(Required tasks)
[a] Please translate into Spanish this sentence from the text on meat birds: "Unexercised bones cannot support the weight of a fully grown meat bird."
[b] For each statement, say yes or no according to the text on meat birds, and quote the words that decide it: (i) The birds are bred for health rather than for meat production. (ii) The writer believes derailing the train would have been the right thing to do. (iii) The writer says the stored meat would have been eaten first.

Text for analysis Block Start

If the birds are not slaughtered at week 8 havoc ensues. The birds are bred for meat production not health. Unexercised bones cannot support the weight of a fully grown meat bird. Animals have heart attacks and bones begin to break. The meat is becoming less and less tender. There are incubating eggs ready to hatch that need a barn.

Is Tyson going to ask the “Independent Farmer” to build another barn for the aging birds and create a market for tougher meat? I don’t think so. The chicken train is speeding along well oiled tracks and without the humans to butcher the birds the whole train is off the tracks.

Chickens, pigs, beef, turkeys. Animals with life cycles. Animals who take care and feeding and nurturing (ideally) to become our dinner.

What would have been the right thing to do in this instance? Derail the train?

I think so.

Such a waste of animal life would have been a strong signal our industrial food system is not serving the animals nor the eaters. It would have been a shock to the American psyche to not have cheap animal protein available (eventually, we would have eaten through the stored meat first). It would have forced us to look at our food choices and examine our priorities as a society.

Text for analysis Block End
Supplied entries Block Start

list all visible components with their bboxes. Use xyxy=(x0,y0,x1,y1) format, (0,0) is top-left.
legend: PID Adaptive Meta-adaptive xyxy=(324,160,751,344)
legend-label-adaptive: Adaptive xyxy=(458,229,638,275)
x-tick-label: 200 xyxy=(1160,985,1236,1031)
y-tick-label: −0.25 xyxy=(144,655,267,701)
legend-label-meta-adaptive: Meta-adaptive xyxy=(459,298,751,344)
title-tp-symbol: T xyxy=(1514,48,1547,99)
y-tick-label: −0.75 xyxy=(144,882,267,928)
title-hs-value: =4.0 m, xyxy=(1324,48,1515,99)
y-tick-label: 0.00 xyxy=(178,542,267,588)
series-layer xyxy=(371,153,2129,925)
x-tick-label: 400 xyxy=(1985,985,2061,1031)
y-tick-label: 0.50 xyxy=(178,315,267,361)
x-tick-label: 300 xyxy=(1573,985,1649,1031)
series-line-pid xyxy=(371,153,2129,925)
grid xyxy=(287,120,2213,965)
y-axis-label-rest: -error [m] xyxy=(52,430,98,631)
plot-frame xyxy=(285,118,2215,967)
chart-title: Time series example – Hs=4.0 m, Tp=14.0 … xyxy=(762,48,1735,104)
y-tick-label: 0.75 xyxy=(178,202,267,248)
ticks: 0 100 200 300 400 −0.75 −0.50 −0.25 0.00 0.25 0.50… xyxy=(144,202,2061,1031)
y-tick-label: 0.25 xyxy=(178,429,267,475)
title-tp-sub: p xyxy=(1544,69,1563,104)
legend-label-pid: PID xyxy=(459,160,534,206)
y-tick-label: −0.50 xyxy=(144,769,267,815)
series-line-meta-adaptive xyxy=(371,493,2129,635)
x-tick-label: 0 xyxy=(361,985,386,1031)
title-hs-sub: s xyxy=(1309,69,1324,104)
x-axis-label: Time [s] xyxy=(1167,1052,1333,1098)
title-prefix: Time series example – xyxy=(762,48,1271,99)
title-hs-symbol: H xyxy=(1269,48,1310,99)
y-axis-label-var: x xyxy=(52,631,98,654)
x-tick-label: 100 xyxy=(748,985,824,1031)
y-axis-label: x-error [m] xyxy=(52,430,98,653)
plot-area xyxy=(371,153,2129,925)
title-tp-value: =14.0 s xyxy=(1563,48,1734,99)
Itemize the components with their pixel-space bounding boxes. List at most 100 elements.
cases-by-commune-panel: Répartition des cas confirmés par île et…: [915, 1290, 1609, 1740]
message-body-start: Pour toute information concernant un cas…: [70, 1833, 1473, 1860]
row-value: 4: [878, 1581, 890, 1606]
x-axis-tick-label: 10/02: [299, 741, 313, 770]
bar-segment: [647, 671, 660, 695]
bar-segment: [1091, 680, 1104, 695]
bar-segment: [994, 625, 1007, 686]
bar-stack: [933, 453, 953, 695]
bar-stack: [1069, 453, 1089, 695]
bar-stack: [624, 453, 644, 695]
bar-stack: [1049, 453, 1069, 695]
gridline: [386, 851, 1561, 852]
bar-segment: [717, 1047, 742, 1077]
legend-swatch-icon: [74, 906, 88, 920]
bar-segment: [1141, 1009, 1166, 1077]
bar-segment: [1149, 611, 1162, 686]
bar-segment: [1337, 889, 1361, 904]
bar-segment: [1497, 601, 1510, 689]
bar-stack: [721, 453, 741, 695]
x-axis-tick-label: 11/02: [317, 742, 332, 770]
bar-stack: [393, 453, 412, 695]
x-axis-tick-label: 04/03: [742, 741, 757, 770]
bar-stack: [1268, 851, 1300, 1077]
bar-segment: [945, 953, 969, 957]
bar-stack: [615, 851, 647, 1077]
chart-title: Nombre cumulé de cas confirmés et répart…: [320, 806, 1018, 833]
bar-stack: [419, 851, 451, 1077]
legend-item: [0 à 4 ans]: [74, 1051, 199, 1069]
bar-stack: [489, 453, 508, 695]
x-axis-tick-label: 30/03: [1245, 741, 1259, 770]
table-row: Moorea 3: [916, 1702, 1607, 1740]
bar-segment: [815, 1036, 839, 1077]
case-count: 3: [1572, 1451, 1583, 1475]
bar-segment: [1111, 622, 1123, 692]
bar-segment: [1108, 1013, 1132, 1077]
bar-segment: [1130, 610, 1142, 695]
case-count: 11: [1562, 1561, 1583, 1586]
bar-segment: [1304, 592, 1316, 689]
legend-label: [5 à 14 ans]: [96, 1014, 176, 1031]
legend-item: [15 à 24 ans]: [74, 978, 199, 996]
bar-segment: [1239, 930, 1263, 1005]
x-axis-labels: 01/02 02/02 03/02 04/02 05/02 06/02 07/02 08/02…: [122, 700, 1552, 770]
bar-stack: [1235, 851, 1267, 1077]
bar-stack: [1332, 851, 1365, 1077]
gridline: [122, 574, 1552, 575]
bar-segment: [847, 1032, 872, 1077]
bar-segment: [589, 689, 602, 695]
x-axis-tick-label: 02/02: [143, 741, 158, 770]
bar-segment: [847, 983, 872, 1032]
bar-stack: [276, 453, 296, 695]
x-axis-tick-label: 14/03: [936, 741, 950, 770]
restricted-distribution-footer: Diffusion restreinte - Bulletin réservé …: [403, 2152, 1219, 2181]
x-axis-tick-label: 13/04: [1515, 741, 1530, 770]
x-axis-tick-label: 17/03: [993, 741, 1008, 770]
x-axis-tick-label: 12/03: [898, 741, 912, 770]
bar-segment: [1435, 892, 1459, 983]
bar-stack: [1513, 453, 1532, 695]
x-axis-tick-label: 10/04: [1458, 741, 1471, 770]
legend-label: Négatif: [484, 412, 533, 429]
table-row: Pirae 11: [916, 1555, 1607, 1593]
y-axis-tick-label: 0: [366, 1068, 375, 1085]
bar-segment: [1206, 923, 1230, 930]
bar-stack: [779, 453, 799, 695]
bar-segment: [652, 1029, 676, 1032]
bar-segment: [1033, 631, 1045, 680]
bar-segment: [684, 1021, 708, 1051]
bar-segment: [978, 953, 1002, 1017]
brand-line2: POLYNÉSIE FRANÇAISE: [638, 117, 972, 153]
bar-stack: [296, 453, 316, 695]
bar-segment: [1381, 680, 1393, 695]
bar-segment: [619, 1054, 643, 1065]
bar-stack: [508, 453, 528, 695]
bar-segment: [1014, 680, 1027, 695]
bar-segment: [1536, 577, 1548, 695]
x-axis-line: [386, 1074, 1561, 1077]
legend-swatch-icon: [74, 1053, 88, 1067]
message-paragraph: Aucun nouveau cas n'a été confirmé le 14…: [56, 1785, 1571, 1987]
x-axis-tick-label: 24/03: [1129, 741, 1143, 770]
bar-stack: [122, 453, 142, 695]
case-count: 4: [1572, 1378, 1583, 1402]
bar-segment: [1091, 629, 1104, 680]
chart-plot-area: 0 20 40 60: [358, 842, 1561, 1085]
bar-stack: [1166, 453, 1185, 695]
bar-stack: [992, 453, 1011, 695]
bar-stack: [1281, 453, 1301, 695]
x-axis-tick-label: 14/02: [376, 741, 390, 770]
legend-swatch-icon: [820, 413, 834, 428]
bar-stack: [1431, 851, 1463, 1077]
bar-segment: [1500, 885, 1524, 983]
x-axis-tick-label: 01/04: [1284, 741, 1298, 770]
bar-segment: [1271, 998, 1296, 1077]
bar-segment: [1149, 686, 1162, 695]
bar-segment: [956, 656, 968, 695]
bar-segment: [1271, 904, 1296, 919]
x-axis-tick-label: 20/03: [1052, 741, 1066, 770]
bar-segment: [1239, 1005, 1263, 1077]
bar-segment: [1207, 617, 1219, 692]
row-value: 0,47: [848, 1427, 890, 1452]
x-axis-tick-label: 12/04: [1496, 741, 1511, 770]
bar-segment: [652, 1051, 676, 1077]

Supplied entries Block End

(Completed exercise)
[a] Los huesos sin ejercitar no pueden soportar el peso de un ave de engorde completamente desarrollada.

[b]
(i) No: "The birds are bred for meat production not health."
(ii) Yes: "Derail the train?" followed by "I think so."
(iii) Yes: "eventually, we would have eaten through the stored meat first"